(The request) Copy the listing below in full and skip every picture.

(Material for the task)
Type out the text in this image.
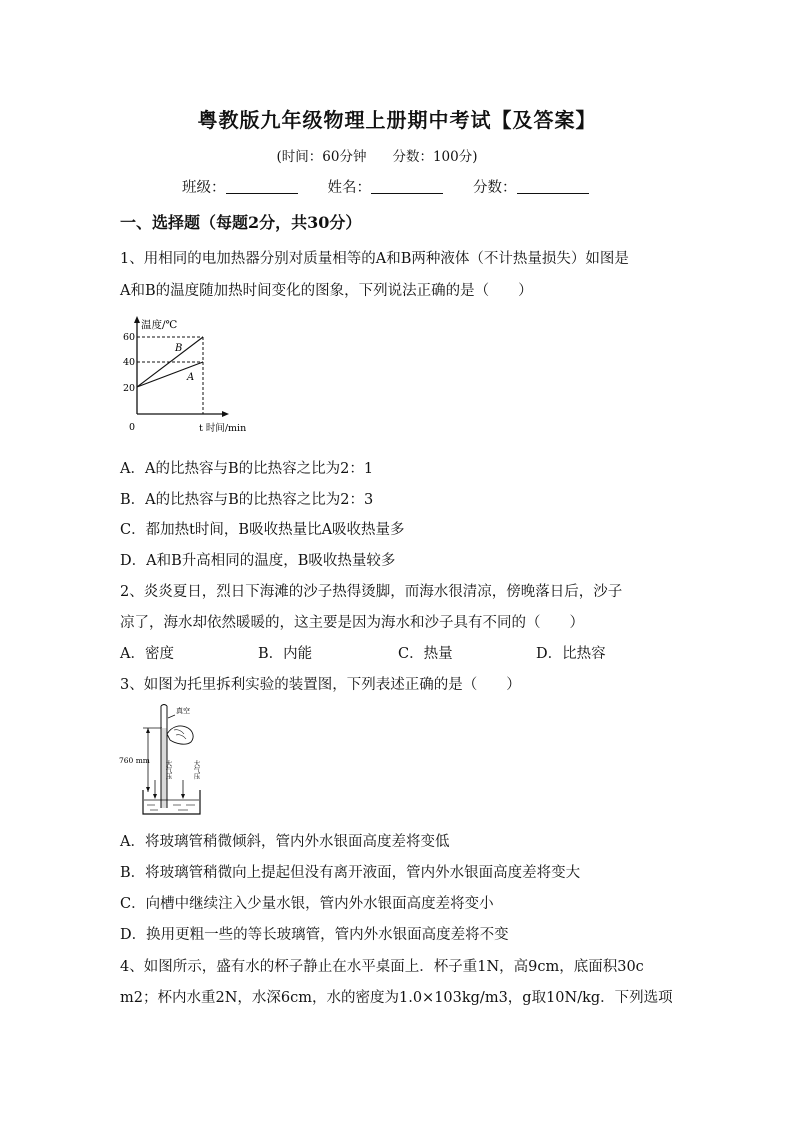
粤教版九年级物理上册期中考试【及答案】
(时间：60分钟 分数：100分)
班级：	姓名：	分数：
一、选择题（每题2分，共30分）
1、用相同的电加热器分别对质量相等的A和B两种液体（不计热量损失）如图是
A和B的温度随加热时间变化的图象，下列说法正确的是（　　）
温度/℃
60
40
20
B
A
0	t 时间/min
A．A的比热容与B的比热容之比为2：1
B．A的比热容与B的比热容之比为2：3
C．都加热t时间，B吸收热量比A吸收热量多
D．A和B升高相同的温度，B吸收热量较多
2、炎炎夏日，烈日下海滩的沙子热得烫脚，而海水很清凉，傍晚落日后，沙子
凉了，海水却依然暖暖的，这主要是因为海水和沙子具有不同的（　　）
A．密度	B．内能	C．热量	D．比热容
3、如图为托里拆利实验的装置图，下列表述正确的是（　　）
760 mm
真空
大气压 大气压
A．将玻璃管稍微倾斜，管内外水银面高度差将变低
B．将玻璃管稍微向上提起但没有离开液面，管内外水银面高度差将变大
C．向槽中继续注入少量水银，管内外水银面高度差将变小
D．换用更粗一些的等长玻璃管，管内外水银面高度差将不变
4、如图所示，盛有水的杯子静止在水平桌面上．杯子重1N，高9cm，底面积30c
m2；杯内水重2N，水深6cm，水的密度为1.0×103kg/m3，g取10N/kg．下列选项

(Reply)
Type out the text in this image.
粤教版九年级物理上册期中考试【及答案】
(时间：60分钟 分数：100分)
班级：	姓名：	分数：
一、选择题（每题2分，共30分）
1、用相同的电加热器分别对质量相等的A和B两种液体（不计热量损失）如图是
A和B的温度随加热时间变化的图象，下列说法正确的是（　　）
温度/℃
60
40
20
B
A
0	t 时间/min
A．A的比热容与B的比热容之比为2：1
B．A的比热容与B的比热容之比为2：3
C．都加热t时间，B吸收热量比A吸收热量多
D．A和B升高相同的温度，B吸收热量较多
2、炎炎夏日，烈日下海滩的沙子热得烫脚，而海水很清凉，傍晚落日后，沙子
凉了，海水却依然暖暖的，这主要是因为海水和沙子具有不同的（　　）
A．密度	B．内能	C．热量	D．比热容
3、如图为托里拆利实验的装置图，下列表述正确的是（　　）
760 mm
真空
大气压 大气压
A．将玻璃管稍微倾斜，管内外水银面高度差将变低
B．将玻璃管稍微向上提起但没有离开液面，管内外水银面高度差将变大
C．向槽中继续注入少量水银，管内外水银面高度差将变小
D．换用更粗一些的等长玻璃管，管内外水银面高度差将不变
4、如图所示，盛有水的杯子静止在水平桌面上．杯子重1N，高9cm，底面积30c
m2；杯内水重2N，水深6cm，水的密度为1.0×103kg/m3，g取10N/kg．下列选项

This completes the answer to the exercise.